** Begin **

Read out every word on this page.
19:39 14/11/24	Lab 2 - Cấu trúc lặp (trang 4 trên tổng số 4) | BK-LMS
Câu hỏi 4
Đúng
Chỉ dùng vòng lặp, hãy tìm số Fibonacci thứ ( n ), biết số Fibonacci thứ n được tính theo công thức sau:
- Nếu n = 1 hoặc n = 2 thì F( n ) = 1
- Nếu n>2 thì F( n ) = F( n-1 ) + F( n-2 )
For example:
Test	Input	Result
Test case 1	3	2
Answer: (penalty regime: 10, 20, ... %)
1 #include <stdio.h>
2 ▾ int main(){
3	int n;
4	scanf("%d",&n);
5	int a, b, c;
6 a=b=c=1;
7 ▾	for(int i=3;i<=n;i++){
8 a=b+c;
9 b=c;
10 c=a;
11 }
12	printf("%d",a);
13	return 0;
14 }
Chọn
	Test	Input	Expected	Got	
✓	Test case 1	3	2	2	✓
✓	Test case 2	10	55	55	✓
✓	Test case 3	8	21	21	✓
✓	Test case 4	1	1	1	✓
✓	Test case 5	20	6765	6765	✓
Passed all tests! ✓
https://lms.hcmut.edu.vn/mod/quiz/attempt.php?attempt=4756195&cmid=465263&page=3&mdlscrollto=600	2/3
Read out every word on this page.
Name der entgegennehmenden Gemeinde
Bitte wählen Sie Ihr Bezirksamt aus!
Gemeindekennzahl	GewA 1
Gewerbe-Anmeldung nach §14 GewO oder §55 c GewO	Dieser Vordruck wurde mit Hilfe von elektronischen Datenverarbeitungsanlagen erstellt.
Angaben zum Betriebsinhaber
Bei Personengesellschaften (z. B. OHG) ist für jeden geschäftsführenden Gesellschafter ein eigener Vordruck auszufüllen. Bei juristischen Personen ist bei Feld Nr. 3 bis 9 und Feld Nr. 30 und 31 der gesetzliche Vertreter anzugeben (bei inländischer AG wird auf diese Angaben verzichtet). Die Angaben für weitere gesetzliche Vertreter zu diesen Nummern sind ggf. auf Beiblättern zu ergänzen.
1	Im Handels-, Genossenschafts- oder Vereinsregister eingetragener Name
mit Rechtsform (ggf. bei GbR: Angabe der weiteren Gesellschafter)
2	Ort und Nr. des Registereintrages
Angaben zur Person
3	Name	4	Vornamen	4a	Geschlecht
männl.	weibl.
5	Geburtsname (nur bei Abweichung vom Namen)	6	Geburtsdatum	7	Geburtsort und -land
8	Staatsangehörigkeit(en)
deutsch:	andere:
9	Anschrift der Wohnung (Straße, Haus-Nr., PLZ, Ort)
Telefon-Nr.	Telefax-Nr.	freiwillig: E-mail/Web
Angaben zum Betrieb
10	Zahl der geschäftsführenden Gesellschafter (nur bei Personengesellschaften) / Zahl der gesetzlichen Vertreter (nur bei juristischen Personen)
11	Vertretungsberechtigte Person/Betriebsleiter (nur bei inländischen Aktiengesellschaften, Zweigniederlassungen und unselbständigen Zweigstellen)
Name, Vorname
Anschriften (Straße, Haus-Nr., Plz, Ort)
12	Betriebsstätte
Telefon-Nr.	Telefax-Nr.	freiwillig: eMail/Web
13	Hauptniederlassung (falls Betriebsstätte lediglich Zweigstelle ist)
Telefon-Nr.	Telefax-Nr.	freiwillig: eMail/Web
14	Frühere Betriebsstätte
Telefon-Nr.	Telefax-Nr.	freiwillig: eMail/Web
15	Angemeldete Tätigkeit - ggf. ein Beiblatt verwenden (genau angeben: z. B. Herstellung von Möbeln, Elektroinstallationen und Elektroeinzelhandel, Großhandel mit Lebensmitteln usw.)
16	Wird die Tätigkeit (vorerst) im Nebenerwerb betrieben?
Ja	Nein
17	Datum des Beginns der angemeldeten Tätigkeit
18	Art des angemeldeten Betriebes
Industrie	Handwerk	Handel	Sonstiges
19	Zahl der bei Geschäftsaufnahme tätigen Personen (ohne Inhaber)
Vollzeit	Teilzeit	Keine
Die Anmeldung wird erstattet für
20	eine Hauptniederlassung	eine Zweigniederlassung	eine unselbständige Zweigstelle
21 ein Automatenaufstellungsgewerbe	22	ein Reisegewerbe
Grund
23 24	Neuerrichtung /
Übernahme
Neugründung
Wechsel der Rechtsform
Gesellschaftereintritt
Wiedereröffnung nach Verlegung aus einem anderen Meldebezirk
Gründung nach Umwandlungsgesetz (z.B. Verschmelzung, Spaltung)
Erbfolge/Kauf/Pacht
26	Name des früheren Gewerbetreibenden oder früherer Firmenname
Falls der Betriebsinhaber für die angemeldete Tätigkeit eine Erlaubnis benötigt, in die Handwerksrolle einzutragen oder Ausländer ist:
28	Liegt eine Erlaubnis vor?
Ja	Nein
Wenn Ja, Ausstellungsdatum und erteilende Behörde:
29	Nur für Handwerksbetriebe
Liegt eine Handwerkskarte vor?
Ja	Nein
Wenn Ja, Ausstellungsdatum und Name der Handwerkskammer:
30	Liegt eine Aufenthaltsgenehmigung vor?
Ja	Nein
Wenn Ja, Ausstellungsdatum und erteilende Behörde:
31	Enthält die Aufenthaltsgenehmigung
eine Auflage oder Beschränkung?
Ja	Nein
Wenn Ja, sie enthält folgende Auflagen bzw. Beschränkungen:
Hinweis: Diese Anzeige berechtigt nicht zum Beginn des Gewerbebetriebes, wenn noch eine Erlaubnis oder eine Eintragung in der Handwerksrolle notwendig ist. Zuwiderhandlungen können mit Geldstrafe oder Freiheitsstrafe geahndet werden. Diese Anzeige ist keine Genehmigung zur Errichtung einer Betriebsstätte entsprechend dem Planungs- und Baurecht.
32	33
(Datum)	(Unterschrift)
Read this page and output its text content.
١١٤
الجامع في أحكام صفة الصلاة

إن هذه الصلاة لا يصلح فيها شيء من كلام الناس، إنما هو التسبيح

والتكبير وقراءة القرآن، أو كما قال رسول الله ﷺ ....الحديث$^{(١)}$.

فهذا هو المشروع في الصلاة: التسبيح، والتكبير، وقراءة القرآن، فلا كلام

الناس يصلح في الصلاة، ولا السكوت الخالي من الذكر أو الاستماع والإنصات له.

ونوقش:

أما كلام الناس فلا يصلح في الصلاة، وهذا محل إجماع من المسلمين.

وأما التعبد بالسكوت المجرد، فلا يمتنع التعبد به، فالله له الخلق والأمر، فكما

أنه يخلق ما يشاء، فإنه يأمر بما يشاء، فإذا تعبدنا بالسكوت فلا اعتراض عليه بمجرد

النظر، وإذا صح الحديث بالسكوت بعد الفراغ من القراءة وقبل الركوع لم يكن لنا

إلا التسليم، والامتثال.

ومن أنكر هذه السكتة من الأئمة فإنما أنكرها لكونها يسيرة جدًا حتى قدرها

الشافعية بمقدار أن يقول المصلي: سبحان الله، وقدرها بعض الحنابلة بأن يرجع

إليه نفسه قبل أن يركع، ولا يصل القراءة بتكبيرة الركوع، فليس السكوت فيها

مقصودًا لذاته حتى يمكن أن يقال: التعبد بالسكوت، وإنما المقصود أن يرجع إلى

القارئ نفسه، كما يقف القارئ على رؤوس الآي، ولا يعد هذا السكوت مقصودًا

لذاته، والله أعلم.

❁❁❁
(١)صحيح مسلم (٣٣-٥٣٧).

** End **

> **What to do**: Set down the entries verbatim, leaving none out.

> **Result of the task**:
Read out every word on this page.
19:39 14/11/24	Lab 2 - Cấu trúc lặp (trang 4 trên tổng số 4) | BK-LMS
Câu hỏi 4
Đúng
Chỉ dùng vòng lặp, hãy tìm số Fibonacci thứ ( n ), biết số Fibonacci thứ n được tính theo công thức sau:
- Nếu n = 1 hoặc n = 2 thì F( n ) = 1
- Nếu n>2 thì F( n ) = F( n-1 ) + F( n-2 )
For example:
Test	Input	Result
Test case 1	3	2
Answer: (penalty regime: 10, 20, ... %)
1 #include <stdio.h>
2 ▾ int main(){
3	int n;
4	scanf("%d",&n);
5	int a, b, c;
6 a=b=c=1;
7 ▾	for(int i=3;i<=n;i++){
8 a=b+c;
9 b=c;
10 c=a;
11 }
12	printf("%d",a);
13	return 0;
14 }
Chọn
	Test	Input	Expected	Got	
✓	Test case 1	3	2	2	✓
✓	Test case 2	10	55	55	✓
✓	Test case 3	8	21	21	✓
✓	Test case 4	1	1	1	✓
✓	Test case 5	20	6765	6765	✓
Passed all tests! ✓
https://lms.hcmut.edu.vn/mod/quiz/attempt.php?attempt=4756195&cmid=465263&page=3&mdlscrollto=600	2/3
Read out every word on this page.
Name der entgegennehmenden Gemeinde
Bitte wählen Sie Ihr Bezirksamt aus!
Gemeindekennzahl	GewA 1
Gewerbe-Anmeldung nach §14 GewO oder §55 c GewO	Dieser Vordruck wurde mit Hilfe von elektronischen Datenverarbeitungsanlagen erstellt.
Angaben zum Betriebsinhaber
Bei Personengesellschaften (z. B. OHG) ist für jeden geschäftsführenden Gesellschafter ein eigener Vordruck auszufüllen. Bei juristischen Personen ist bei Feld Nr. 3 bis 9 und Feld Nr. 30 und 31 der gesetzliche Vertreter anzugeben (bei inländischer AG wird auf diese Angaben verzichtet). Die Angaben für weitere gesetzliche Vertreter zu diesen Nummern sind ggf. auf Beiblättern zu ergänzen.
1	Im Handels-, Genossenschafts- oder Vereinsregister eingetragener Name
mit Rechtsform (ggf. bei GbR: Angabe der weiteren Gesellschafter)
2	Ort und Nr. des Registereintrages
Angaben zur Person
3	Name	4	Vornamen	4a	Geschlecht
männl.	weibl.
5	Geburtsname (nur bei Abweichung vom Namen)	6	Geburtsdatum	7	Geburtsort und -land
8	Staatsangehörigkeit(en)
deutsch:	andere:
9	Anschrift der Wohnung (Straße, Haus-Nr., PLZ, Ort)
Telefon-Nr.	Telefax-Nr.	freiwillig: E-mail/Web
Angaben zum Betrieb
10	Zahl der geschäftsführenden Gesellschafter (nur bei Personengesellschaften) / Zahl der gesetzlichen Vertreter (nur bei juristischen Personen)
11	Vertretungsberechtigte Person/Betriebsleiter (nur bei inländischen Aktiengesellschaften, Zweigniederlassungen und unselbständigen Zweigstellen)
Name, Vorname
Anschriften (Straße, Haus-Nr., Plz, Ort)
12	Betriebsstätte
Telefon-Nr.	Telefax-Nr.	freiwillig: eMail/Web
13	Hauptniederlassung (falls Betriebsstätte lediglich Zweigstelle ist)
Telefon-Nr.	Telefax-Nr.	freiwillig: eMail/Web
14	Frühere Betriebsstätte
Telefon-Nr.	Telefax-Nr.	freiwillig: eMail/Web
15	Angemeldete Tätigkeit - ggf. ein Beiblatt verwenden (genau angeben: z. B. Herstellung von Möbeln, Elektroinstallationen und Elektroeinzelhandel, Großhandel mit Lebensmitteln usw.)
16	Wird die Tätigkeit (vorerst) im Nebenerwerb betrieben?
Ja	Nein
17	Datum des Beginns der angemeldeten Tätigkeit
18	Art des angemeldeten Betriebes
Industrie	Handwerk	Handel	Sonstiges
19	Zahl der bei Geschäftsaufnahme tätigen Personen (ohne Inhaber)
Vollzeit	Teilzeit	Keine
Die Anmeldung wird erstattet für
20	eine Hauptniederlassung	eine Zweigniederlassung	eine unselbständige Zweigstelle
21 ein Automatenaufstellungsgewerbe	22	ein Reisegewerbe
Grund
23 24	Neuerrichtung /
Übernahme
Neugründung
Wechsel der Rechtsform
Gesellschaftereintritt
Wiedereröffnung nach Verlegung aus einem anderen Meldebezirk
Gründung nach Umwandlungsgesetz (z.B. Verschmelzung, Spaltung)
Erbfolge/Kauf/Pacht
26	Name des früheren Gewerbetreibenden oder früherer Firmenname
Falls der Betriebsinhaber für die angemeldete Tätigkeit eine Erlaubnis benötigt, in die Handwerksrolle einzutragen oder Ausländer ist:
28	Liegt eine Erlaubnis vor?
Ja	Nein
Wenn Ja, Ausstellungsdatum und erteilende Behörde:
29	Nur für Handwerksbetriebe
Liegt eine Handwerkskarte vor?
Ja	Nein
Wenn Ja, Ausstellungsdatum und Name der Handwerkskammer:
30	Liegt eine Aufenthaltsgenehmigung vor?
Ja	Nein
Wenn Ja, Ausstellungsdatum und erteilende Behörde:
31	Enthält die Aufenthaltsgenehmigung
eine Auflage oder Beschränkung?
Ja	Nein
Wenn Ja, sie enthält folgende Auflagen bzw. Beschränkungen:
Hinweis: Diese Anzeige berechtigt nicht zum Beginn des Gewerbebetriebes, wenn noch eine Erlaubnis oder eine Eintragung in der Handwerksrolle notwendig ist. Zuwiderhandlungen können mit Geldstrafe oder Freiheitsstrafe geahndet werden. Diese Anzeige ist keine Genehmigung zur Errichtung einer Betriebsstätte entsprechend dem Planungs- und Baurecht.
32	33
(Datum)	(Unterschrift)
Read this page and output its text content.
١١٤
الجامع في أحكام صفة الصلاة

إن هذه الصلاة لا يصلح فيها شيء من كلام الناس، إنما هو التسبيح

والتكبير وقراءة القرآن، أو كما قال رسول الله ﷺ ....الحديث$^{(١)}$.

فهذا هو المشروع في الصلاة: التسبيح، والتكبير، وقراءة القرآن، فلا كلام

الناس يصلح في الصلاة، ولا السكوت الخالي من الذكر أو الاستماع والإنصات له.

ونوقش:

أما كلام الناس فلا يصلح في الصلاة، وهذا محل إجماع من المسلمين.

وأما التعبد بالسكوت المجرد، فلا يمتنع التعبد به، فالله له الخلق والأمر، فكما

أنه يخلق ما يشاء، فإنه يأمر بما يشاء، فإذا تعبدنا بالسكوت فلا اعتراض عليه بمجرد

النظر، وإذا صح الحديث بالسكوت بعد الفراغ من القراءة وقبل الركوع لم يكن لنا

إلا التسليم، والامتثال.

ومن أنكر هذه السكتة من الأئمة فإنما أنكرها لكونها يسيرة جدًا حتى قدرها

الشافعية بمقدار أن يقول المصلي: سبحان الله، وقدرها بعض الحنابلة بأن يرجع

إليه نفسه قبل أن يركع، ولا يصل القراءة بتكبيرة الركوع، فليس السكوت فيها

مقصودًا لذاته حتى يمكن أن يقال: التعبد بالسكوت، وإنما المقصود أن يرجع إلى

القارئ نفسه، كما يقف القارئ على رؤوس الآي، ولا يعد هذا السكوت مقصودًا

لذاته، والله أعلم.

❁❁❁
(١)صحيح مسلم (٣٣-٥٣٧).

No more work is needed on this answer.